**REQUIRED TASK**
Gather all lines in the entries below that include the word "screenshot".

▬▬▬▬▬▬▬▬▬▬

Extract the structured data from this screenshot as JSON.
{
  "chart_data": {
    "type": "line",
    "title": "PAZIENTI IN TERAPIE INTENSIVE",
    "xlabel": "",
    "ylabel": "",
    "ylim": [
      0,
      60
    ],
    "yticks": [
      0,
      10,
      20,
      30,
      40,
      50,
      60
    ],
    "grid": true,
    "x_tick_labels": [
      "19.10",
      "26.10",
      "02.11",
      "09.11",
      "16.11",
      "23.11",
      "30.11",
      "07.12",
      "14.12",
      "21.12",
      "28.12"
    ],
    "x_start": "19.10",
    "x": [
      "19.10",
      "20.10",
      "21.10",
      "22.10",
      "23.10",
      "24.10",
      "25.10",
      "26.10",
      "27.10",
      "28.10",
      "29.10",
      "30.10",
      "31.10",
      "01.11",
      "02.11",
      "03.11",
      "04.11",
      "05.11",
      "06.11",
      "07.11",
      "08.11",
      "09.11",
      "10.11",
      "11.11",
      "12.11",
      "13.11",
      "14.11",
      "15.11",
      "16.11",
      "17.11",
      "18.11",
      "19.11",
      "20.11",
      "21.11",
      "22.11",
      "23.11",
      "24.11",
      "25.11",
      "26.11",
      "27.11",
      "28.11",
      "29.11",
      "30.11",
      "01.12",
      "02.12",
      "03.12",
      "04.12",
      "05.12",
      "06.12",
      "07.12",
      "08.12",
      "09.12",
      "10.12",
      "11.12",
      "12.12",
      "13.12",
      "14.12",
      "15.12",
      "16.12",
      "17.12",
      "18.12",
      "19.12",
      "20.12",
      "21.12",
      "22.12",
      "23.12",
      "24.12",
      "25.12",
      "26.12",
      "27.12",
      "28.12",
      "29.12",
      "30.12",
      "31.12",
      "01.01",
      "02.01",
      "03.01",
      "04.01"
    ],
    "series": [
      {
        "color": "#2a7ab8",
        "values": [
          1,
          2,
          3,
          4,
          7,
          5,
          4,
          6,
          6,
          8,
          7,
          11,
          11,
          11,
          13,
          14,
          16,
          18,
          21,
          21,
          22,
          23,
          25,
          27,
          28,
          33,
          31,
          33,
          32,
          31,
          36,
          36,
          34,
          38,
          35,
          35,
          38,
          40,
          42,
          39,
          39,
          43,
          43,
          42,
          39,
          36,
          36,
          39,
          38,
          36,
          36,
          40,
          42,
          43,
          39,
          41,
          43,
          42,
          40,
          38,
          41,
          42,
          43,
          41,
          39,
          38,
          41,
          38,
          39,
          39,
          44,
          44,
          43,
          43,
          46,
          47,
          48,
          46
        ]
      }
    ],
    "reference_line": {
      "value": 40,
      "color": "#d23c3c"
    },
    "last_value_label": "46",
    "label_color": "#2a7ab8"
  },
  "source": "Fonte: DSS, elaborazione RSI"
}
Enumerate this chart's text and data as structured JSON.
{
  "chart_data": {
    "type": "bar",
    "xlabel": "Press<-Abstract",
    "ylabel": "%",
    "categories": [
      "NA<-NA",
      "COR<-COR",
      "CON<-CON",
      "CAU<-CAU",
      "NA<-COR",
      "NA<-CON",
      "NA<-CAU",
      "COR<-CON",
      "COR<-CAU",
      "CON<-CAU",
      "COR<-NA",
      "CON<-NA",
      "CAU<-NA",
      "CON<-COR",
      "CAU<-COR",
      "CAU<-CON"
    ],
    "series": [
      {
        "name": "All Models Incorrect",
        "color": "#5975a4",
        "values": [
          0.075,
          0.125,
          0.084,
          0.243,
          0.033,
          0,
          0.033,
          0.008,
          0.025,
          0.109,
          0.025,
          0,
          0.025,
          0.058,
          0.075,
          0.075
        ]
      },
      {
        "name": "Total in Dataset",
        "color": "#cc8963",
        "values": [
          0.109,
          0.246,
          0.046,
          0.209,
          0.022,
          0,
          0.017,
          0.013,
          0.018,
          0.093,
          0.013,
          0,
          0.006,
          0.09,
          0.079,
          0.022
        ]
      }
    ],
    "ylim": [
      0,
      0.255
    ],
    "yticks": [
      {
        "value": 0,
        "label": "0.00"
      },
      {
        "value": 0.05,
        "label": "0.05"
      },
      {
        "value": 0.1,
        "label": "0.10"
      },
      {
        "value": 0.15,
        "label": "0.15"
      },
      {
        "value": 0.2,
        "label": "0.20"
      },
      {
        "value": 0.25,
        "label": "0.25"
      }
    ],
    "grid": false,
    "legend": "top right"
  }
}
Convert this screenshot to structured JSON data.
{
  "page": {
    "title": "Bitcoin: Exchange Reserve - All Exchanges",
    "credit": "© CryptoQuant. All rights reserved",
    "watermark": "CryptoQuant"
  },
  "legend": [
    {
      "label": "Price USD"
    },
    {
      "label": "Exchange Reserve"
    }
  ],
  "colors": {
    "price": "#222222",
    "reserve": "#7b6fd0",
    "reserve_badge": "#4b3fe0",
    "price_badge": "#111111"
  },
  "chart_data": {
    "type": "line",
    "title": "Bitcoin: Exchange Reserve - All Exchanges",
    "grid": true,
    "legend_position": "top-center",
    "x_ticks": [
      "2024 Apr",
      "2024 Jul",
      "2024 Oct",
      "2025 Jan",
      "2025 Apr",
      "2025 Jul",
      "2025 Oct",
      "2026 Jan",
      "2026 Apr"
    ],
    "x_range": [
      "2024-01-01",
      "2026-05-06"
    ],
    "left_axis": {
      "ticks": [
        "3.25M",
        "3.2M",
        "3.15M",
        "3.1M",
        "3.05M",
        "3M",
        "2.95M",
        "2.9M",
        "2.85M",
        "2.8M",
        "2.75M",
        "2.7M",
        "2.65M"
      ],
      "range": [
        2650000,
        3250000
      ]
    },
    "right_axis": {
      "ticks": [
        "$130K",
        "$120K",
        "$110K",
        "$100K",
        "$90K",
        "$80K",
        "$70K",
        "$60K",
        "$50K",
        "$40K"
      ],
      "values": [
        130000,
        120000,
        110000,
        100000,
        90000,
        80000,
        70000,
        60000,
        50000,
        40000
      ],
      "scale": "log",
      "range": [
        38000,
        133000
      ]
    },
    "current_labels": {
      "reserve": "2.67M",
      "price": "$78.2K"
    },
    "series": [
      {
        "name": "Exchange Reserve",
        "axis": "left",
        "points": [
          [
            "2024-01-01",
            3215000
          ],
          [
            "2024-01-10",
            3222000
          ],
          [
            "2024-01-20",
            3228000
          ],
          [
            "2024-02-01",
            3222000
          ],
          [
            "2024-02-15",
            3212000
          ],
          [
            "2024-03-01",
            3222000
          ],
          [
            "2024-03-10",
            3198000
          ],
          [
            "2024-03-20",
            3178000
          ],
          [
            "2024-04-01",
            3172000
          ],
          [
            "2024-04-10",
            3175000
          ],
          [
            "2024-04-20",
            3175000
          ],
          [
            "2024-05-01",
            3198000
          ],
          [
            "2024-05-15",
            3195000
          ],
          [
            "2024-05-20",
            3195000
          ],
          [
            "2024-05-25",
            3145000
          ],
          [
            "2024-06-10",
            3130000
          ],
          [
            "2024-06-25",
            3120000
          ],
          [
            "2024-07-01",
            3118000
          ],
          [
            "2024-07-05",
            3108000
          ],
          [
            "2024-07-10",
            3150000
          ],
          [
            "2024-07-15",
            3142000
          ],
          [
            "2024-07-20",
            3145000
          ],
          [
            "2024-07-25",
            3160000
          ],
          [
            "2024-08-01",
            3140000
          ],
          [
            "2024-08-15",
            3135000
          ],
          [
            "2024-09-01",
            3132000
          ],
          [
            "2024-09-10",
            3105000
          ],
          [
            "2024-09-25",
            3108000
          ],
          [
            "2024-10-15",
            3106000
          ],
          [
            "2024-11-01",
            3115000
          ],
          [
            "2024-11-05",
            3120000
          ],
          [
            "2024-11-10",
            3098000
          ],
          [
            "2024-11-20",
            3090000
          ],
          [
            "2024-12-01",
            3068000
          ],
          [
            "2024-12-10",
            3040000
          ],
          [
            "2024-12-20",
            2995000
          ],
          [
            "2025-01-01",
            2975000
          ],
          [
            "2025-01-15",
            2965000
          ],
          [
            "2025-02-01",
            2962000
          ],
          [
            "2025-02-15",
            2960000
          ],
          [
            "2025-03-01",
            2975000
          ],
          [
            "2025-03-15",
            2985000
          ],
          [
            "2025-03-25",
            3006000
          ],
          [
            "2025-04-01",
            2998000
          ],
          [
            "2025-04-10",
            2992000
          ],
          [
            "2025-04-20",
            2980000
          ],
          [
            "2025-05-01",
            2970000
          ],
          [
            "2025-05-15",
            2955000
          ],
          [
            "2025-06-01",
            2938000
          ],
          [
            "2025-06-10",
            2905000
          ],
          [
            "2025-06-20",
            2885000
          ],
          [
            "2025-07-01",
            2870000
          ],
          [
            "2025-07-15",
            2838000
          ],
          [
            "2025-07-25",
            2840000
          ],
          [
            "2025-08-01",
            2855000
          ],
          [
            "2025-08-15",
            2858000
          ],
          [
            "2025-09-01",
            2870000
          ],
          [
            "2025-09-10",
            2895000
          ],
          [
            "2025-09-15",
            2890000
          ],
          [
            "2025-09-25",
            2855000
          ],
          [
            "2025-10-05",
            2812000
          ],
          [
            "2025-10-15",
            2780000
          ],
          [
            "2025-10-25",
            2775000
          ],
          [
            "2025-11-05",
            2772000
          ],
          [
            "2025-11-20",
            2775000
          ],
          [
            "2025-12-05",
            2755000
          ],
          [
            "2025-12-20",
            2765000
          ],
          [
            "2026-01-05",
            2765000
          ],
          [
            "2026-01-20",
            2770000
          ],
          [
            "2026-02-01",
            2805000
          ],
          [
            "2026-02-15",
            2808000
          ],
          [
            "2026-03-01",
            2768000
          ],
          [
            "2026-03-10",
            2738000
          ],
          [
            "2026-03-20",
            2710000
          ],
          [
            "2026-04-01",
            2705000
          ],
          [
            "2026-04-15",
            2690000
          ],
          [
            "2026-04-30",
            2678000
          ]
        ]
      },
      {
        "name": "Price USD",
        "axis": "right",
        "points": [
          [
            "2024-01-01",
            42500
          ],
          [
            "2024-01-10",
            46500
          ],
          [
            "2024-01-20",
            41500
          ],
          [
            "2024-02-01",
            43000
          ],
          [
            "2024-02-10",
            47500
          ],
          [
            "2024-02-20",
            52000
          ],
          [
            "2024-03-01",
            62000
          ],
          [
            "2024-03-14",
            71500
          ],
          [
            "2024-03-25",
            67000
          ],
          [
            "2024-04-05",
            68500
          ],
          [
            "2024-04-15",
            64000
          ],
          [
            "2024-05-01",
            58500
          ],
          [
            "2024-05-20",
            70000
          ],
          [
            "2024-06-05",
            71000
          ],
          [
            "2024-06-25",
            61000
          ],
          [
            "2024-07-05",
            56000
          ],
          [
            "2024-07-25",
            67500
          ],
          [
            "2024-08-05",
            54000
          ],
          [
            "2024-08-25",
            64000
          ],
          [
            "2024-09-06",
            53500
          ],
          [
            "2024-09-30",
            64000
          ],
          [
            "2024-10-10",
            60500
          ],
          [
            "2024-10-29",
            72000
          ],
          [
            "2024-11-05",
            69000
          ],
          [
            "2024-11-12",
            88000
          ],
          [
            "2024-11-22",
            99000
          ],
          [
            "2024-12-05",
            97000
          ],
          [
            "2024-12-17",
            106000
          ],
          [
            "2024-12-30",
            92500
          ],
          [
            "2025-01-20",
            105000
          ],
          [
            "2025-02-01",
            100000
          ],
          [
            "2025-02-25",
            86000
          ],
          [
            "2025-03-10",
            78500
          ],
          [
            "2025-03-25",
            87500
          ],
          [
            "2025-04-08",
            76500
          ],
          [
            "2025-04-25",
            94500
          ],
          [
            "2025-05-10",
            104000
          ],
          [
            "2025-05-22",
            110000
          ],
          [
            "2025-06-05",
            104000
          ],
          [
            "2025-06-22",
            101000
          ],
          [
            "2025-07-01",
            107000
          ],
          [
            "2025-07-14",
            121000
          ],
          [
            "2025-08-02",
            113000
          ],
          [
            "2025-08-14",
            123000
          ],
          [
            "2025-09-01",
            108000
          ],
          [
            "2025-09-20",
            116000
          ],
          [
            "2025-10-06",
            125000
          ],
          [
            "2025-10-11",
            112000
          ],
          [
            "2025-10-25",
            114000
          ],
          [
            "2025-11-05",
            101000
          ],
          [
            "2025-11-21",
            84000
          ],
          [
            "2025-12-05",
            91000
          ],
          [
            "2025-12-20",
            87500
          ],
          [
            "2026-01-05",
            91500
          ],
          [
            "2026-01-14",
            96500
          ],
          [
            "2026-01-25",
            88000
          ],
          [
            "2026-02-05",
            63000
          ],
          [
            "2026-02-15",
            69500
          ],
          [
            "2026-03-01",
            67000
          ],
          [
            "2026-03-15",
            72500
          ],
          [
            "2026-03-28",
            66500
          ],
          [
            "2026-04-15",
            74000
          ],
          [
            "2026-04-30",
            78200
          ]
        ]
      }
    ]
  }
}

▬▬▬▬▬▬▬▬▬▬

**RESULT OF THIS TASK**
Extract the structured data from this screenshot as JSON.
Convert this screenshot to structured JSON data.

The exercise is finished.